⟨
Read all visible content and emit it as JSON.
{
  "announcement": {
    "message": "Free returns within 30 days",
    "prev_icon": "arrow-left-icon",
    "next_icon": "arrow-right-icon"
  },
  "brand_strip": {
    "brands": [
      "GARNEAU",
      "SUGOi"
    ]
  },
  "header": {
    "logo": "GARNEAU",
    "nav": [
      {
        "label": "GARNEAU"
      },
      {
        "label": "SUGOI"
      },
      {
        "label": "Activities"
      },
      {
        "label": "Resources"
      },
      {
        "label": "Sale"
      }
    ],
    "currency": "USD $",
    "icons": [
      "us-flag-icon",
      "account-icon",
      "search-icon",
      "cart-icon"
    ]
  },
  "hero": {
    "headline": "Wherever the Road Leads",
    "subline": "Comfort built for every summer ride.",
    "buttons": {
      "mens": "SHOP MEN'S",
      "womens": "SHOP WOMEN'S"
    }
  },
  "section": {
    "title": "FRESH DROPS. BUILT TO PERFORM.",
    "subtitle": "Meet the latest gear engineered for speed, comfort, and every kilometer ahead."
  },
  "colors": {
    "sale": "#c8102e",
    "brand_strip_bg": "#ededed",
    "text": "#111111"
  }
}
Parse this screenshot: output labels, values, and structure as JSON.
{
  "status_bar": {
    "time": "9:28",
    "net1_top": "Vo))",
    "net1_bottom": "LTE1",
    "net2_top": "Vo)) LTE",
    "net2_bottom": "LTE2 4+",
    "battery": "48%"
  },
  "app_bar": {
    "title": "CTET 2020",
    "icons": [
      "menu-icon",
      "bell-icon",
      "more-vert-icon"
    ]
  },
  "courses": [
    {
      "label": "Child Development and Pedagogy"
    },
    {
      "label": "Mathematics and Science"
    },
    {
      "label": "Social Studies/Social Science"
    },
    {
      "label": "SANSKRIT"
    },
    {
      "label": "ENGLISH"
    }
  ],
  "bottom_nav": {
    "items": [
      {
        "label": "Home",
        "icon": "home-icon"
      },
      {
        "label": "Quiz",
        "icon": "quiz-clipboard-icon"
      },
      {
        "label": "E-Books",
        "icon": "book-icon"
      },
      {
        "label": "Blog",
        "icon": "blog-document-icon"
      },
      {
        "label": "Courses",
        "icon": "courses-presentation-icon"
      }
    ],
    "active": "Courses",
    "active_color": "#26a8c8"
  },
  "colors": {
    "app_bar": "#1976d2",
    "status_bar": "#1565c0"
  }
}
⟩
(TASK GOAL)
All entries shown above should be printed again exactly.

(EXERCISE OUTPUT)
Read all visible content and emit it as JSON.
{
  "announcement": {
    "message": "Free returns within 30 days",
    "prev_icon": "arrow-left-icon",
    "next_icon": "arrow-right-icon"
  },
  "brand_strip": {
    "brands": [
      "GARNEAU",
      "SUGOi"
    ]
  },
  "header": {
    "logo": "GARNEAU",
    "nav": [
      {
        "label": "GARNEAU"
      },
      {
        "label": "SUGOI"
      },
      {
        "label": "Activities"
      },
      {
        "label": "Resources"
      },
      {
        "label": "Sale"
      }
    ],
    "currency": "USD $",
    "icons": [
      "us-flag-icon",
      "account-icon",
      "search-icon",
      "cart-icon"
    ]
  },
  "hero": {
    "headline": "Wherever the Road Leads",
    "subline": "Comfort built for every summer ride.",
    "buttons": {
      "mens": "SHOP MEN'S",
      "womens": "SHOP WOMEN'S"
    }
  },
  "section": {
    "title": "FRESH DROPS. BUILT TO PERFORM.",
    "subtitle": "Meet the latest gear engineered for speed, comfort, and every kilometer ahead."
  },
  "colors": {
    "sale": "#c8102e",
    "brand_strip_bg": "#ededed",
    "text": "#111111"
  }
}
Parse this screenshot: output labels, values, and structure as JSON.
{
  "status_bar": {
    "time": "9:28",
    "net1_top": "Vo))",
    "net1_bottom": "LTE1",
    "net2_top": "Vo)) LTE",
    "net2_bottom": "LTE2 4+",
    "battery": "48%"
  },
  "app_bar": {
    "title": "CTET 2020",
    "icons": [
      "menu-icon",
      "bell-icon",
      "more-vert-icon"
    ]
  },
  "courses": [
    {
      "label": "Child Development and Pedagogy"
    },
    {
      "label": "Mathematics and Science"
    },
    {
      "label": "Social Studies/Social Science"
    },
    {
      "label": "SANSKRIT"
    },
    {
      "label": "ENGLISH"
    }
  ],
  "bottom_nav": {
    "items": [
      {
        "label": "Home",
        "icon": "home-icon"
      },
      {
        "label": "Quiz",
        "icon": "quiz-clipboard-icon"
      },
      {
        "label": "E-Books",
        "icon": "book-icon"
      },
      {
        "label": "Blog",
        "icon": "blog-document-icon"
      },
      {
        "label": "Courses",
        "icon": "courses-presentation-icon"
      }
    ],
    "active": "Courses",
    "active_color": "#26a8c8"
  },
  "colors": {
    "app_bar": "#1976d2",
    "status_bar": "#1565c0"
  }
}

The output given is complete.